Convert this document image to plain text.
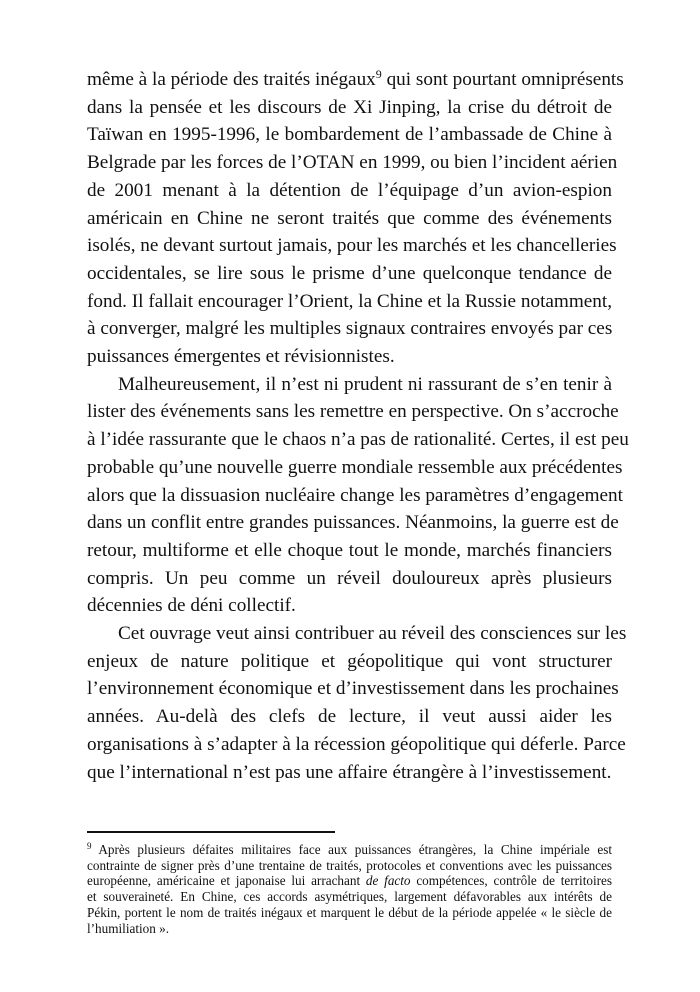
même à la période des traités inégaux$^9$ qui sont pourtant omniprésents
dans la pensée et les discours de Xi Jinping, la crise du détroit de
Taïwan en 1995-1996, le bombardement de l’ambassade de Chine à
Belgrade par les forces de l’OTAN en 1999, ou bien l’incident aérien
de 2001 menant à la détention de l’équipage d’un avion-espion
américain en Chine ne seront traités que comme des événements
isolés, ne devant surtout jamais, pour les marchés et les chancelleries
occidentales, se lire sous le prisme d’une quelconque tendance de
fond. Il fallait encourager l’Orient, la Chine et la Russie notamment,
à converger, malgré les multiples signaux contraires envoyés par ces
puissances émergentes et révisionnistes.
Malheureusement, il n’est ni prudent ni rassurant de s’en tenir à
lister des événements sans les remettre en perspective. On s’accroche
à l’idée rassurante que le chaos n’a pas de rationalité. Certes, il est peu
probable qu’une nouvelle guerre mondiale ressemble aux précédentes
alors que la dissuasion nucléaire change les paramètres d’engagement
dans un conflit entre grandes puissances. Néanmoins, la guerre est de
retour, multiforme et elle choque tout le monde, marchés financiers
compris. Un peu comme un réveil douloureux après plusieurs
décennies de déni collectif.
Cet ouvrage veut ainsi contribuer au réveil des consciences sur les
enjeux de nature politique et géopolitique qui vont structurer
l’environnement économique et d’investissement dans les prochaines
années. Au-delà des clefs de lecture, il veut aussi aider les
organisations à s’adapter à la récession géopolitique qui déferle. Parce
que l’international n’est pas une affaire étrangère à l’investissement.
$^9$ Après plusieurs défaites militaires face aux puissances étrangères, la Chine impériale est
contrainte de signer près d’une trentaine de traités, protocoles et conventions avec les puissances
européenne, américaine et japonaise lui arrachant de facto compétences, contrôle de territoires
et souveraineté. En Chine, ces accords asymétriques, largement défavorables aux intérêts de
Pékin, portent le nom de traités inégaux et marquent le début de la période appelée « le siècle de
l’humiliation ».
:::::
Objective: Scan the listing above for the word "investissement" and copy every line that holds it.

Result for this exercise:
l’environnement économique et d’investissement dans les prochaines
que l’international n’est pas une affaire étrangère à l’investissement.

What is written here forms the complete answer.